◆ **WHAT YOU ARE ASKED TO DO**:
Here are some records; quote them exactly, leaving out the pictures.

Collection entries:
- - -

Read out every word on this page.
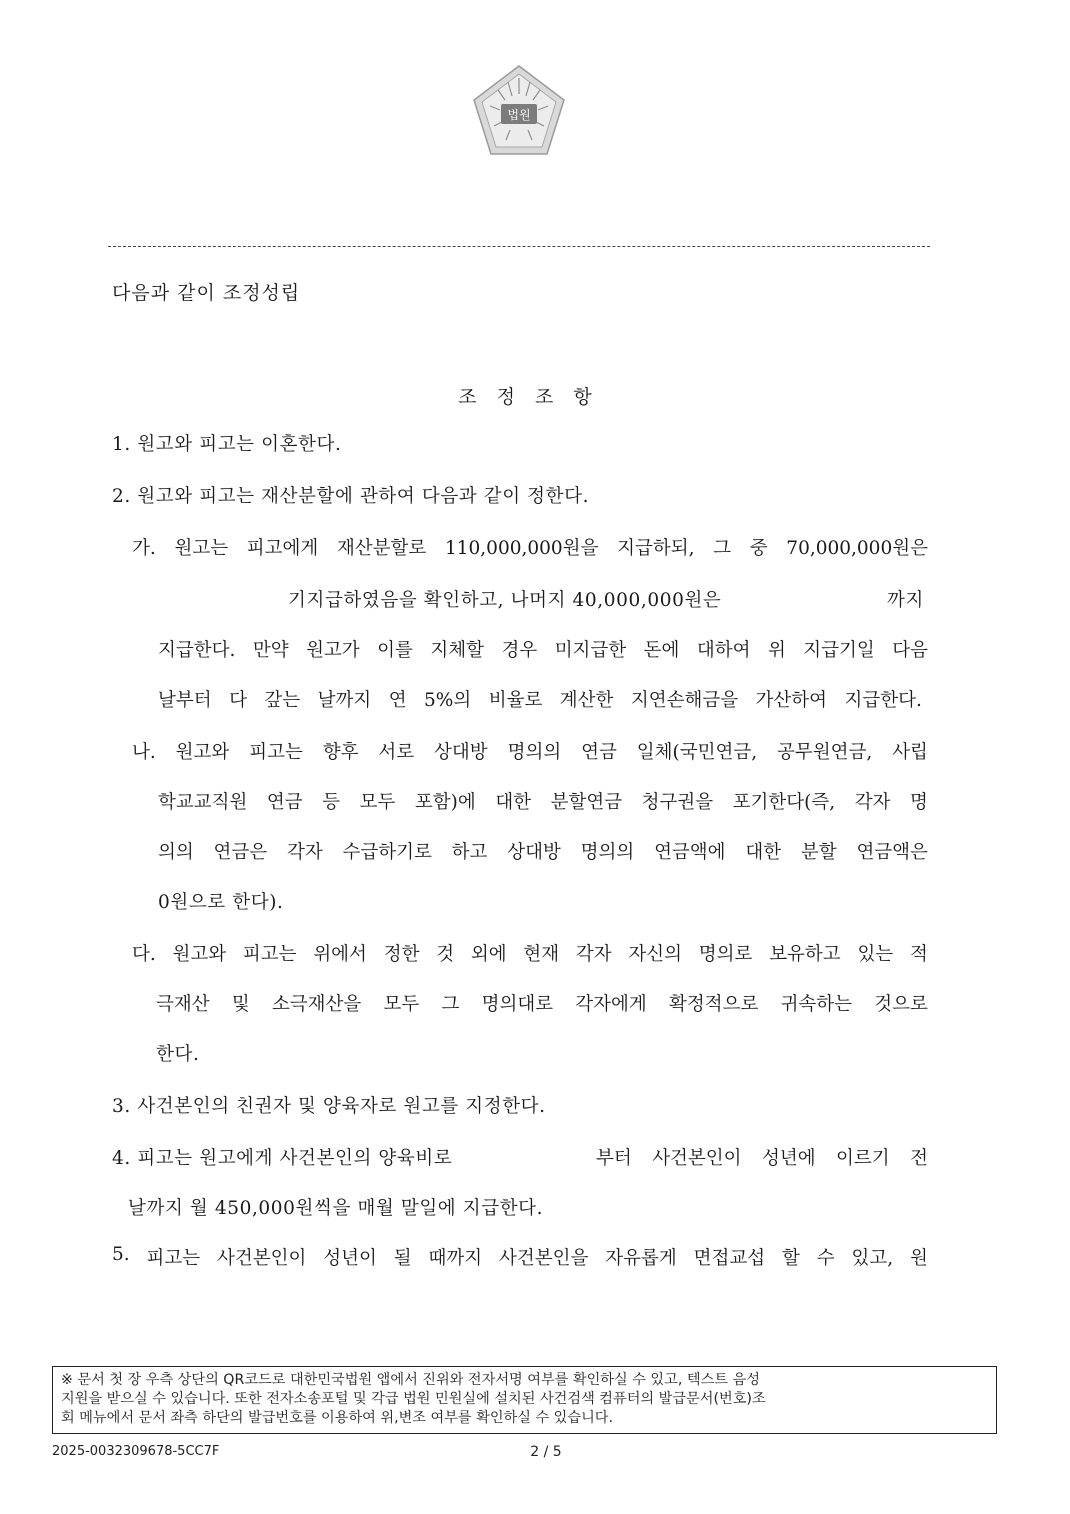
법원
다음과 같이 조정성립
조정조항
1. 원고와 피고는 이혼한다.
2. 원고와 피고는 재산분할에 관하여 다음과 같이 정한다.
가. 원고는 피고에게 재산분할로 110,000,000원을 지급하되, 그 중 70,000,000원은
기지급하였음을 확인하고, 나머지 40,000,000원은	까지
지급한다. 만약 원고가 이를 지체할 경우 미지급한 돈에 대하여 위 지급기일 다음
날부터 다 갚는 날까지 연 5%의 비율로 계산한 지연손해금을 가산하여 지급한다.
나. 원고와 피고는 향후 서로 상대방 명의의 연금 일체(국민연금, 공무원연금, 사립
학교교직원 연금 등 모두 포함)에 대한 분할연금 청구권을 포기한다(즉, 각자 명
의의 연금은 각자 수급하기로 하고 상대방 명의의 연금액에 대한 분할 연금액은
0원으로 한다).
다. 원고와 피고는 위에서 정한 것 외에 현재 각자 자신의 명의로 보유하고 있는 적
극재산 및 소극재산을 모두 그 명의대로 각자에게 확정적으로 귀속하는 것으로
한다.
3. 사건본인의 친권자 및 양육자로 원고를 지정한다.
4. 피고는 원고에게 사건본인의 양육비로	부터 사건본인이 성년에 이르기 전
날까지 월 450,000원씩을 매월 말일에 지급한다.
5. 피고는 사건본인이 성년이 될 때까지 사건본인을 자유롭게 면접교섭 할 수 있고, 원
※ 문서 첫 장 우측 상단의 QR코드로 대한민국법원 앱에서 진위와 전자서명 여부를 확인하실 수 있고, 텍스트 음성
지원을 받으실 수 있습니다. 또한 전자소송포털 및 각급 법원 민원실에 설치된 사건검색 컴퓨터의 발급문서(번호)조
회 메뉴에서 문서 좌측 하단의 발급번호를 이용하여 위,변조 여부를 확인하실 수 있습니다.
2025-0032309678-5CC7F	2 / 5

- - -

◆ **OUTPUT OF THE EXERCISE**:
Read out every word on this page.
법원
다음과 같이 조정성립
조정조항
1. 원고와 피고는 이혼한다.
2. 원고와 피고는 재산분할에 관하여 다음과 같이 정한다.
가. 원고는 피고에게 재산분할로 110,000,000원을 지급하되, 그 중 70,000,000원은
기지급하였음을 확인하고, 나머지 40,000,000원은	까지
지급한다. 만약 원고가 이를 지체할 경우 미지급한 돈에 대하여 위 지급기일 다음
날부터 다 갚는 날까지 연 5%의 비율로 계산한 지연손해금을 가산하여 지급한다.
나. 원고와 피고는 향후 서로 상대방 명의의 연금 일체(국민연금, 공무원연금, 사립
학교교직원 연금 등 모두 포함)에 대한 분할연금 청구권을 포기한다(즉, 각자 명
의의 연금은 각자 수급하기로 하고 상대방 명의의 연금액에 대한 분할 연금액은
0원으로 한다).
다. 원고와 피고는 위에서 정한 것 외에 현재 각자 자신의 명의로 보유하고 있는 적
극재산 및 소극재산을 모두 그 명의대로 각자에게 확정적으로 귀속하는 것으로
한다.
3. 사건본인의 친권자 및 양육자로 원고를 지정한다.
4. 피고는 원고에게 사건본인의 양육비로	부터 사건본인이 성년에 이르기 전
날까지 월 450,000원씩을 매월 말일에 지급한다.
5. 피고는 사건본인이 성년이 될 때까지 사건본인을 자유롭게 면접교섭 할 수 있고, 원
※ 문서 첫 장 우측 상단의 QR코드로 대한민국법원 앱에서 진위와 전자서명 여부를 확인하실 수 있고, 텍스트 음성
지원을 받으실 수 있습니다. 또한 전자소송포털 및 각급 법원 민원실에 설치된 사건검색 컴퓨터의 발급문서(번호)조
회 메뉴에서 문서 좌측 하단의 발급번호를 이용하여 위,변조 여부를 확인하실 수 있습니다.
2025-0032309678-5CC7F	2 / 5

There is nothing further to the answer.